··· Working data

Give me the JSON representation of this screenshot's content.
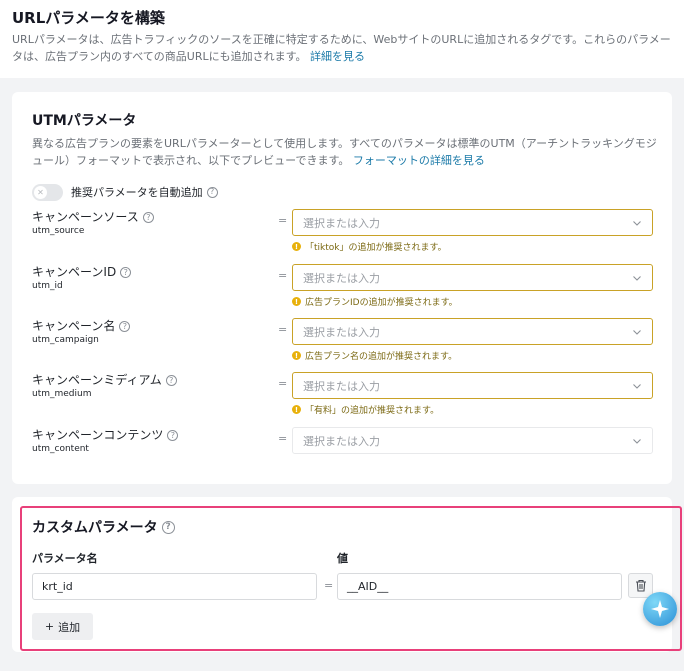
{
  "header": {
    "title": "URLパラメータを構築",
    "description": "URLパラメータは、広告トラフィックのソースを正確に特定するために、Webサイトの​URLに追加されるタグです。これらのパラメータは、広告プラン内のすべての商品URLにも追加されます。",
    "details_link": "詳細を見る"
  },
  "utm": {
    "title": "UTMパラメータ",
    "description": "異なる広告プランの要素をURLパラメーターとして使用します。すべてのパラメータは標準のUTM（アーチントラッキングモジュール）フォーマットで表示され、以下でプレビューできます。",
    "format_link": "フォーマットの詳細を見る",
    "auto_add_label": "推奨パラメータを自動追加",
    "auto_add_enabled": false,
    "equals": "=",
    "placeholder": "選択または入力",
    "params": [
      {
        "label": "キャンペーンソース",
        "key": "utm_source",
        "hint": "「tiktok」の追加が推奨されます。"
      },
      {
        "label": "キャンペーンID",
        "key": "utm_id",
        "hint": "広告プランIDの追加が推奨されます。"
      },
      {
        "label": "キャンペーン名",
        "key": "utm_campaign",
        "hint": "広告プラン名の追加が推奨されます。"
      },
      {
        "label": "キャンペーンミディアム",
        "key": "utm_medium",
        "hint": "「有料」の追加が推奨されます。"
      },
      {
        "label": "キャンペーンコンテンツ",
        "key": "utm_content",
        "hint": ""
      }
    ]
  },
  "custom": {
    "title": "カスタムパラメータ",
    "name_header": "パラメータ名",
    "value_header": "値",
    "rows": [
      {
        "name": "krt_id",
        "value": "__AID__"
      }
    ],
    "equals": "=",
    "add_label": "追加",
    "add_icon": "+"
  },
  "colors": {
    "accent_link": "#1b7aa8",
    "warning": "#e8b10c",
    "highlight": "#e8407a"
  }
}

······

> [What to produce] Do not include the images; transcribe the rest of the listing exactly.

> [Answer to the exercise]
Give me the JSON representation of this screenshot's content.
{
  "header": {
    "title": "URLパラメータを構築",
    "description": "URLパラメータは、広告トラフィックのソースを正確に特定するために、Webサイトの​URLに追加されるタグです。これらのパラメータは、広告プラン内のすべての商品URLにも追加されます。",
    "details_link": "詳細を見る"
  },
  "utm": {
    "title": "UTMパラメータ",
    "description": "異なる広告プランの要素をURLパラメーターとして使用します。すべてのパラメータは標準のUTM（アーチントラッキングモジュール）フォーマットで表示され、以下でプレビューできます。",
    "format_link": "フォーマットの詳細を見る",
    "auto_add_label": "推奨パラメータを自動追加",
    "auto_add_enabled": false,
    "equals": "=",
    "placeholder": "選択または入力",
    "params": [
      {
        "label": "キャンペーンソース",
        "key": "utm_source",
        "hint": "「tiktok」の追加が推奨されます。"
      },
      {
        "label": "キャンペーンID",
        "key": "utm_id",
        "hint": "広告プランIDの追加が推奨されます。"
      },
      {
        "label": "キャンペーン名",
        "key": "utm_campaign",
        "hint": "広告プラン名の追加が推奨されます。"
      },
      {
        "label": "キャンペーンミディアム",
        "key": "utm_medium",
        "hint": "「有料」の追加が推奨されます。"
      },
      {
        "label": "キャンペーンコンテンツ",
        "key": "utm_content",
        "hint": ""
      }
    ]
  },
  "custom": {
    "title": "カスタムパラメータ",
    "name_header": "パラメータ名",
    "value_header": "値",
    "rows": [
      {
        "name": "krt_id",
        "value": "__AID__"
      }
    ],
    "equals": "=",
    "add_label": "追加",
    "add_icon": "+"
  },
  "colors": {
    "accent_link": "#1b7aa8",
    "warning": "#e8b10c",
    "highlight": "#e8407a"
  }
}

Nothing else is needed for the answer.